BEGIN Records provided

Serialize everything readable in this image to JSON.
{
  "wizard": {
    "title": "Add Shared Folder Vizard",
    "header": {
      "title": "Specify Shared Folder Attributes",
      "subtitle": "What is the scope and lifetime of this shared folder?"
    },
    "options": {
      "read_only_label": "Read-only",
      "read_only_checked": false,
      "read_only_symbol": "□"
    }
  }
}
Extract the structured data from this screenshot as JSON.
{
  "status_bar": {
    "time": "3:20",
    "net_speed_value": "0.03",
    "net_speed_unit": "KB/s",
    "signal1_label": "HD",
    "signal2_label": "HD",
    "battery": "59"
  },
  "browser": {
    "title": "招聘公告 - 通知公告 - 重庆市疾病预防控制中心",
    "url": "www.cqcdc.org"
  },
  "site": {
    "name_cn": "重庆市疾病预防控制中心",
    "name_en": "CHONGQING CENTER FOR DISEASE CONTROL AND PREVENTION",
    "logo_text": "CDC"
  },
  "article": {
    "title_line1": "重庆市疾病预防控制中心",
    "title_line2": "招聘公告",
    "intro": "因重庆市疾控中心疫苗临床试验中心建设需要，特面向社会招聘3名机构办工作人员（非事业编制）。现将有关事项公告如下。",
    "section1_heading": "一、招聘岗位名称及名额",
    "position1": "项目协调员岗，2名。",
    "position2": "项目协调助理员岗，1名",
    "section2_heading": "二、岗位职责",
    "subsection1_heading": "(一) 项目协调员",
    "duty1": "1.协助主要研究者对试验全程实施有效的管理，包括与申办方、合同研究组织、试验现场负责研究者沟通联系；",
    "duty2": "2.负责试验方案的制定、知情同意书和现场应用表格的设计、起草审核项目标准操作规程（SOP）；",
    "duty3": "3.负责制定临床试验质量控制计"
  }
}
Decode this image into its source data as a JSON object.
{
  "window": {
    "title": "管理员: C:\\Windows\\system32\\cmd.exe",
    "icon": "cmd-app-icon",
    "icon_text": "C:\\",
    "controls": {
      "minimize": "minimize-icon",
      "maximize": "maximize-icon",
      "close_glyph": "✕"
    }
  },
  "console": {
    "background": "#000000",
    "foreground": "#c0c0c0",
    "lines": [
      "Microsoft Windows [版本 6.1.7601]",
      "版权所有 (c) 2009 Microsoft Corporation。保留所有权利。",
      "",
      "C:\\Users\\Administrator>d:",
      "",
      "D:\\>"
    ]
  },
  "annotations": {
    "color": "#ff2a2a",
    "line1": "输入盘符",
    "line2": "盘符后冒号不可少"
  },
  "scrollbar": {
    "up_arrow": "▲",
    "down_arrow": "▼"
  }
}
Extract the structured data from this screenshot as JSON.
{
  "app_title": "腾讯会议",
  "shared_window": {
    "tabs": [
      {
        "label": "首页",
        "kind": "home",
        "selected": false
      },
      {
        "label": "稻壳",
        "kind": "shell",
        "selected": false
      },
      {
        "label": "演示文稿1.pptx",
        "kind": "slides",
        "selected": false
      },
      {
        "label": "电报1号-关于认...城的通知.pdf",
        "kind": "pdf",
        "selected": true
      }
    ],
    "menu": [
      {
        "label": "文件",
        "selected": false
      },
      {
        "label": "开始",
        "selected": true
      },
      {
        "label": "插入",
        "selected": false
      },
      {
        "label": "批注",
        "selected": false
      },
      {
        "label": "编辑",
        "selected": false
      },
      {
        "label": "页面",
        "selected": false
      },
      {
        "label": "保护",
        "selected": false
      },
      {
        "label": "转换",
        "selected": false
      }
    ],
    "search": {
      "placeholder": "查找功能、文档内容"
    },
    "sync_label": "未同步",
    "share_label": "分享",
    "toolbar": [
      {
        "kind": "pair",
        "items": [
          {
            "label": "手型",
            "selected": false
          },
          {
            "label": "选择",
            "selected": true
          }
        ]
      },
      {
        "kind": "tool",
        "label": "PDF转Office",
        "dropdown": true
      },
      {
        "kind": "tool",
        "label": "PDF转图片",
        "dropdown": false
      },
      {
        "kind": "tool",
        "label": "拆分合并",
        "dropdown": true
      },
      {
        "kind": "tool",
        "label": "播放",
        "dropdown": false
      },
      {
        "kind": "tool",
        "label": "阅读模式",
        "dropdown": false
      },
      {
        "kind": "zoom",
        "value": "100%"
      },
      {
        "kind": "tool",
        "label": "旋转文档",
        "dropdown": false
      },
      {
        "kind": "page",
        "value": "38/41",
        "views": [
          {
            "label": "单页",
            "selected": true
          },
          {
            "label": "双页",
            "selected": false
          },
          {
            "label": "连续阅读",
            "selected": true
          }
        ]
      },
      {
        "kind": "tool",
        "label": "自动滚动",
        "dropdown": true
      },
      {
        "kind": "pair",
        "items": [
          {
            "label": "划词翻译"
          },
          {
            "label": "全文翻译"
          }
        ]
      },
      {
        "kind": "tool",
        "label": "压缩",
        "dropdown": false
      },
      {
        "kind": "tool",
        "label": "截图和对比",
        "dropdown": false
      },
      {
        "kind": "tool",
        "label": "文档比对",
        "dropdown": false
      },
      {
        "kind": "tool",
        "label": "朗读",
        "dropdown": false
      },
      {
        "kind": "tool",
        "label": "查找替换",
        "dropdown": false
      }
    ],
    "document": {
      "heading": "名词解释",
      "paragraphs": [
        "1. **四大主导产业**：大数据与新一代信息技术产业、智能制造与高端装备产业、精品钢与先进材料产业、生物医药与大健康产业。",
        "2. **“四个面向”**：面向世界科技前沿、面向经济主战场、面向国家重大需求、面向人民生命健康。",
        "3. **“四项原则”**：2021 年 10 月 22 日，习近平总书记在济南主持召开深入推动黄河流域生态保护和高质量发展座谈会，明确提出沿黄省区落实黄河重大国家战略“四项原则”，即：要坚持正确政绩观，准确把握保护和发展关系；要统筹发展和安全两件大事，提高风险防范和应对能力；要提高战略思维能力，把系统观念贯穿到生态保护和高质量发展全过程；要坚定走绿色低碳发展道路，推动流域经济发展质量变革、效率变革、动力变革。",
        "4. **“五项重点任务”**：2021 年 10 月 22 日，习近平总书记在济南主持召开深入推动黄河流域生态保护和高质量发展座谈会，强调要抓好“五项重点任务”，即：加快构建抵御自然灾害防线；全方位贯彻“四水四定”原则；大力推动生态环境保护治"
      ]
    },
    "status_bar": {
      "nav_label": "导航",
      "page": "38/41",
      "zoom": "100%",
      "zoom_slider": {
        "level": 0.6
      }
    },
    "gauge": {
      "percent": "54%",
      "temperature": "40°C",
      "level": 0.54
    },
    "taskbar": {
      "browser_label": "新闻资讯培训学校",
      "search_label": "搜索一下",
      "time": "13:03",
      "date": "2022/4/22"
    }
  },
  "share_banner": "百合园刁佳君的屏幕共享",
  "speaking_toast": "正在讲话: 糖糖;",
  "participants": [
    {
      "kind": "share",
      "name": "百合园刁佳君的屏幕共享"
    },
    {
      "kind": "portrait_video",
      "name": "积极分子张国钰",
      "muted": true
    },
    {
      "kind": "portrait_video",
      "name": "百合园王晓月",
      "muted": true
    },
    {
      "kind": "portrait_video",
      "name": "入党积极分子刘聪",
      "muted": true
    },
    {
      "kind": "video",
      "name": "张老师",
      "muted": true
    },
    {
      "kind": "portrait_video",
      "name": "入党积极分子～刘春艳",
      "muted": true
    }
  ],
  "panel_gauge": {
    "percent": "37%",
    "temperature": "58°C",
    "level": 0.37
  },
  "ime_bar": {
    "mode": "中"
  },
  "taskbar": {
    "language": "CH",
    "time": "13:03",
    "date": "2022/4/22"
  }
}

END Records provided

* Task to complete:
All of the material above needs to be copied exactly.

* Answer to the problem:
Serialize everything readable in this image to JSON.
{
  "wizard": {
    "title": "Add Shared Folder Vizard",
    "header": {
      "title": "Specify Shared Folder Attributes",
      "subtitle": "What is the scope and lifetime of this shared folder?"
    },
    "options": {
      "read_only_label": "Read-only",
      "read_only_checked": false,
      "read_only_symbol": "□"
    }
  }
}
Extract the structured data from this screenshot as JSON.
{
  "status_bar": {
    "time": "3:20",
    "net_speed_value": "0.03",
    "net_speed_unit": "KB/s",
    "signal1_label": "HD",
    "signal2_label": "HD",
    "battery": "59"
  },
  "browser": {
    "title": "招聘公告 - 通知公告 - 重庆市疾病预防控制中心",
    "url": "www.cqcdc.org"
  },
  "site": {
    "name_cn": "重庆市疾病预防控制中心",
    "name_en": "CHONGQING CENTER FOR DISEASE CONTROL AND PREVENTION",
    "logo_text": "CDC"
  },
  "article": {
    "title_line1": "重庆市疾病预防控制中心",
    "title_line2": "招聘公告",
    "intro": "因重庆市疾控中心疫苗临床试验中心建设需要，特面向社会招聘3名机构办工作人员（非事业编制）。现将有关事项公告如下。",
    "section1_heading": "一、招聘岗位名称及名额",
    "position1": "项目协调员岗，2名。",
    "position2": "项目协调助理员岗，1名",
    "section2_heading": "二、岗位职责",
    "subsection1_heading": "(一) 项目协调员",
    "duty1": "1.协助主要研究者对试验全程实施有效的管理，包括与申办方、合同研究组织、试验现场负责研究者沟通联系；",
    "duty2": "2.负责试验方案的制定、知情同意书和现场应用表格的设计、起草审核项目标准操作规程（SOP）；",
    "duty3": "3.负责制定临床试验质量控制计"
  }
}
Decode this image into its source data as a JSON object.
{
  "window": {
    "title": "管理员: C:\\Windows\\system32\\cmd.exe",
    "icon": "cmd-app-icon",
    "icon_text": "C:\\",
    "controls": {
      "minimize": "minimize-icon",
      "maximize": "maximize-icon",
      "close_glyph": "✕"
    }
  },
  "console": {
    "background": "#000000",
    "foreground": "#c0c0c0",
    "lines": [
      "Microsoft Windows [版本 6.1.7601]",
      "版权所有 (c) 2009 Microsoft Corporation。保留所有权利。",
      "",
      "C:\\Users\\Administrator>d:",
      "",
      "D:\\>"
    ]
  },
  "annotations": {
    "color": "#ff2a2a",
    "line1": "输入盘符",
    "line2": "盘符后冒号不可少"
  },
  "scrollbar": {
    "up_arrow": "▲",
    "down_arrow": "▼"
  }
}
Extract the structured data from this screenshot as JSON.
{
  "app_title": "腾讯会议",
  "shared_window": {
    "tabs": [
      {
        "label": "首页",
        "kind": "home",
        "selected": false
      },
      {
        "label": "稻壳",
        "kind": "shell",
        "selected": false
      },
      {
        "label": "演示文稿1.pptx",
        "kind": "slides",
        "selected": false
      },
      {
        "label": "电报1号-关于认...城的通知.pdf",
        "kind": "pdf",
        "selected": true
      }
    ],
    "menu": [
      {
        "label": "文件",
        "selected": false
      },
      {
        "label": "开始",
        "selected": true
      },
      {
        "label": "插入",
        "selected": false
      },
      {
        "label": "批注",
        "selected": false
      },
      {
        "label": "编辑",
        "selected": false
      },
      {
        "label": "页面",
        "selected": false
      },
      {
        "label": "保护",
        "selected": false
      },
      {
        "label": "转换",
        "selected": false
      }
    ],
    "search": {
      "placeholder": "查找功能、文档内容"
    },
    "sync_label": "未同步",
    "share_label": "分享",
    "toolbar": [
      {
        "kind": "pair",
        "items": [
          {
            "label": "手型",
            "selected": false
          },
          {
            "label": "选择",
            "selected": true
          }
        ]
      },
      {
        "kind": "tool",
        "label": "PDF转Office",
        "dropdown": true
      },
      {
        "kind": "tool",
        "label": "PDF转图片",
        "dropdown": false
      },
      {
        "kind": "tool",
        "label": "拆分合并",
        "dropdown": true
      },
      {
        "kind": "tool",
        "label": "播放",
        "dropdown": false
      },
      {
        "kind": "tool",
        "label": "阅读模式",
        "dropdown": false
      },
      {
        "kind": "zoom",
        "value": "100%"
      },
      {
        "kind": "tool",
        "label": "旋转文档",
        "dropdown": false
      },
      {
        "kind": "page",
        "value": "38/41",
        "views": [
          {
            "label": "单页",
            "selected": true
          },
          {
            "label": "双页",
            "selected": false
          },
          {
            "label": "连续阅读",
            "selected": true
          }
        ]
      },
      {
        "kind": "tool",
        "label": "自动滚动",
        "dropdown": true
      },
      {
        "kind": "pair",
        "items": [
          {
            "label": "划词翻译"
          },
          {
            "label": "全文翻译"
          }
        ]
      },
      {
        "kind": "tool",
        "label": "压缩",
        "dropdown": false
      },
      {
        "kind": "tool",
        "label": "截图和对比",
        "dropdown": false
      },
      {
        "kind": "tool",
        "label": "文档比对",
        "dropdown": false
      },
      {
        "kind": "tool",
        "label": "朗读",
        "dropdown": false
      },
      {
        "kind": "tool",
        "label": "查找替换",
        "dropdown": false
      }
    ],
    "document": {
      "heading": "名词解释",
      "paragraphs": [
        "1. **四大主导产业**：大数据与新一代信息技术产业、智能制造与高端装备产业、精品钢与先进材料产业、生物医药与大健康产业。",
        "2. **“四个面向”**：面向世界科技前沿、面向经济主战场、面向国家重大需求、面向人民生命健康。",
        "3. **“四项原则”**：2021 年 10 月 22 日，习近平总书记在济南主持召开深入推动黄河流域生态保护和高质量发展座谈会，明确提出沿黄省区落实黄河重大国家战略“四项原则”，即：要坚持正确政绩观，准确把握保护和发展关系；要统筹发展和安全两件大事，提高风险防范和应对能力；要提高战略思维能力，把系统观念贯穿到生态保护和高质量发展全过程；要坚定走绿色低碳发展道路，推动流域经济发展质量变革、效率变革、动力变革。",
        "4. **“五项重点任务”**：2021 年 10 月 22 日，习近平总书记在济南主持召开深入推动黄河流域生态保护和高质量发展座谈会，强调要抓好“五项重点任务”，即：加快构建抵御自然灾害防线；全方位贯彻“四水四定”原则；大力推动生态环境保护治"
      ]
    },
    "status_bar": {
      "nav_label": "导航",
      "page": "38/41",
      "zoom": "100%",
      "zoom_slider": {
        "level": 0.6
      }
    },
    "gauge": {
      "percent": "54%",
      "temperature": "40°C",
      "level": 0.54
    },
    "taskbar": {
      "browser_label": "新闻资讯培训学校",
      "search_label": "搜索一下",
      "time": "13:03",
      "date": "2022/4/22"
    }
  },
  "share_banner": "百合园刁佳君的屏幕共享",
  "speaking_toast": "正在讲话: 糖糖;",
  "participants": [
    {
      "kind": "share",
      "name": "百合园刁佳君的屏幕共享"
    },
    {
      "kind": "portrait_video",
      "name": "积极分子张国钰",
      "muted": true
    },
    {
      "kind": "portrait_video",
      "name": "百合园王晓月",
      "muted": true
    },
    {
      "kind": "portrait_video",
      "name": "入党积极分子刘聪",
      "muted": true
    },
    {
      "kind": "video",
      "name": "张老师",
      "muted": true
    },
    {
      "kind": "portrait_video",
      "name": "入党积极分子～刘春艳",
      "muted": true
    }
  ],
  "panel_gauge": {
    "percent": "37%",
    "temperature": "58°C",
    "level": 0.37
  },
  "ime_bar": {
    "mode": "中"
  },
  "taskbar": {
    "language": "CH",
    "time": "13:03",
    "date": "2022/4/22"
  }
}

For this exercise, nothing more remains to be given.